--- begin Available records ---
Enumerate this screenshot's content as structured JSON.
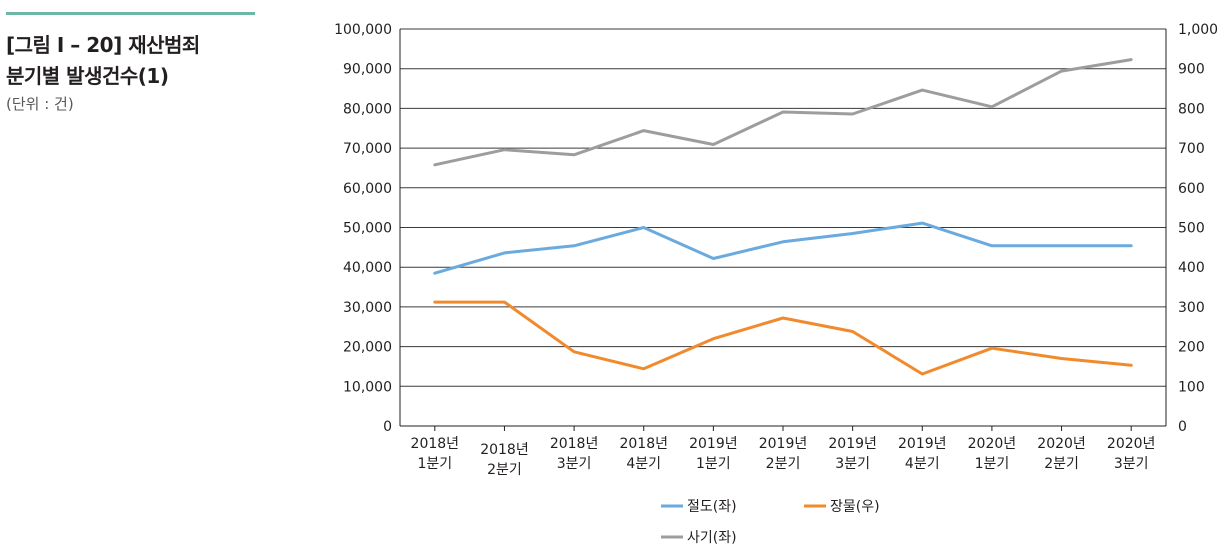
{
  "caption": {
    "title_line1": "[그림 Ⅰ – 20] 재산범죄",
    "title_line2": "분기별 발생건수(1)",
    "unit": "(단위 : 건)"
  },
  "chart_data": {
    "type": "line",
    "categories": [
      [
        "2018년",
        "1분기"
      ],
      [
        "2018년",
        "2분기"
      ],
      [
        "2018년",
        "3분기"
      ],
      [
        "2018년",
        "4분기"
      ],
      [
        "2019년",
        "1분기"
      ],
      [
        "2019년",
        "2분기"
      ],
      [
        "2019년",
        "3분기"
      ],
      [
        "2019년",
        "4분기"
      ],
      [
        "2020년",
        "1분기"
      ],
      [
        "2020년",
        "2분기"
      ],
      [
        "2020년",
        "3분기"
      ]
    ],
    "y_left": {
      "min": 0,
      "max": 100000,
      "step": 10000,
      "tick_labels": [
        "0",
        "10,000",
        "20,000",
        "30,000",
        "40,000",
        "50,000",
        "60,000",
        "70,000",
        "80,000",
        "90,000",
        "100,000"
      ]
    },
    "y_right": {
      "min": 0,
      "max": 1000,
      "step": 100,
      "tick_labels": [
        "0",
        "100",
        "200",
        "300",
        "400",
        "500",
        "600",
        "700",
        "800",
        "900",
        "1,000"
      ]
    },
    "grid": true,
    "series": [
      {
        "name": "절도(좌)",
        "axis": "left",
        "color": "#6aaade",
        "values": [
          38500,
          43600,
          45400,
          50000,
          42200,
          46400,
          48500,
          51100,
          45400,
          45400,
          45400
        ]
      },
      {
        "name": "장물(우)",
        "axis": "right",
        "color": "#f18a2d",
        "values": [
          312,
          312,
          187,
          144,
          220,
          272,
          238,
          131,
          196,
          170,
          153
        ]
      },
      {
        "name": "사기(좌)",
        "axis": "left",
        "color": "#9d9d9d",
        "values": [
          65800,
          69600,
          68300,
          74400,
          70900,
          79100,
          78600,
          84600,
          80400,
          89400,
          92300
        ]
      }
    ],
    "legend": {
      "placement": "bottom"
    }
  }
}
--- end Available records ---
**Instructions to follow**
Lines that hold "color" are the ones to copy; find all of them.

**Task response**
        "color": "#6aaade",
        "color": "#f18a2d",
        "color": "#9d9d9d",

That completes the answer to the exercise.